Given problem:
Give the listing below again in full, exactly as written.

Information supplied:

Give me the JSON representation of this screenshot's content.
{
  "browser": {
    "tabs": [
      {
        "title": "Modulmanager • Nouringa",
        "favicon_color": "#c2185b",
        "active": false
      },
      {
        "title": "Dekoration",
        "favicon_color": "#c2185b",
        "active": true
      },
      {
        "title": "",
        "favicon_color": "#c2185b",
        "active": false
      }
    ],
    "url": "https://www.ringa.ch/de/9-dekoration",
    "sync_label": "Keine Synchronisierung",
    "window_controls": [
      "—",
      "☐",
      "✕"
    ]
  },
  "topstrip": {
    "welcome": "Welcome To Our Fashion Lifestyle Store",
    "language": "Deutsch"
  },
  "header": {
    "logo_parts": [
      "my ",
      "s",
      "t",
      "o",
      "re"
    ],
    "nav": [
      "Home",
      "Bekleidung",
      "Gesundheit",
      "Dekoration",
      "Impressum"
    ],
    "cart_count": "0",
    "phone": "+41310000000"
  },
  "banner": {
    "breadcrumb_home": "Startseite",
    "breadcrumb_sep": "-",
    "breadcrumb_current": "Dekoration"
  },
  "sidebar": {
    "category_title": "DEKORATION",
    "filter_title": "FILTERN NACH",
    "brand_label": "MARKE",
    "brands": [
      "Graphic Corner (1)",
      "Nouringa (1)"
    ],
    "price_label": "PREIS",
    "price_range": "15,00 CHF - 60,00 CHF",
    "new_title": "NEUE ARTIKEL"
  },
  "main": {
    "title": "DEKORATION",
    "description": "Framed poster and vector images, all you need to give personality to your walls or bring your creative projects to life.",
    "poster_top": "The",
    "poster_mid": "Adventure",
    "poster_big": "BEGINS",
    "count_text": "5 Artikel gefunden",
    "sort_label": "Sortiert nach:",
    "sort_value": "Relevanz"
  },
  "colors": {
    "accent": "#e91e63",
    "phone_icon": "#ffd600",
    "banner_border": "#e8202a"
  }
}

The reply:
Give me the JSON representation of this screenshot's content.
{
  "browser": {
    "tabs": [
      {
        "title": "Modulmanager • Nouringa",
        "favicon_color": "#c2185b",
        "active": false
      },
      {
        "title": "Dekoration",
        "favicon_color": "#c2185b",
        "active": true
      },
      {
        "title": "",
        "favicon_color": "#c2185b",
        "active": false
      }
    ],
    "url": "https://www.ringa.ch/de/9-dekoration",
    "sync_label": "Keine Synchronisierung",
    "window_controls": [
      "—",
      "☐",
      "✕"
    ]
  },
  "topstrip": {
    "welcome": "Welcome To Our Fashion Lifestyle Store",
    "language": "Deutsch"
  },
  "header": {
    "logo_parts": [
      "my ",
      "s",
      "t",
      "o",
      "re"
    ],
    "nav": [
      "Home",
      "Bekleidung",
      "Gesundheit",
      "Dekoration",
      "Impressum"
    ],
    "cart_count": "0",
    "phone": "+41310000000"
  },
  "banner": {
    "breadcrumb_home": "Startseite",
    "breadcrumb_sep": "-",
    "breadcrumb_current": "Dekoration"
  },
  "sidebar": {
    "category_title": "DEKORATION",
    "filter_title": "FILTERN NACH",
    "brand_label": "MARKE",
    "brands": [
      "Graphic Corner (1)",
      "Nouringa (1)"
    ],
    "price_label": "PREIS",
    "price_range": "15,00 CHF - 60,00 CHF",
    "new_title": "NEUE ARTIKEL"
  },
  "main": {
    "title": "DEKORATION",
    "description": "Framed poster and vector images, all you need to give personality to your walls or bring your creative projects to life.",
    "poster_top": "The",
    "poster_mid": "Adventure",
    "poster_big": "BEGINS",
    "count_text": "5 Artikel gefunden",
    "sort_label": "Sortiert nach:",
    "sort_value": "Relevanz"
  },
  "colors": {
    "accent": "#e91e63",
    "phone_icon": "#ffd600",
    "banner_border": "#e8202a"
  }
}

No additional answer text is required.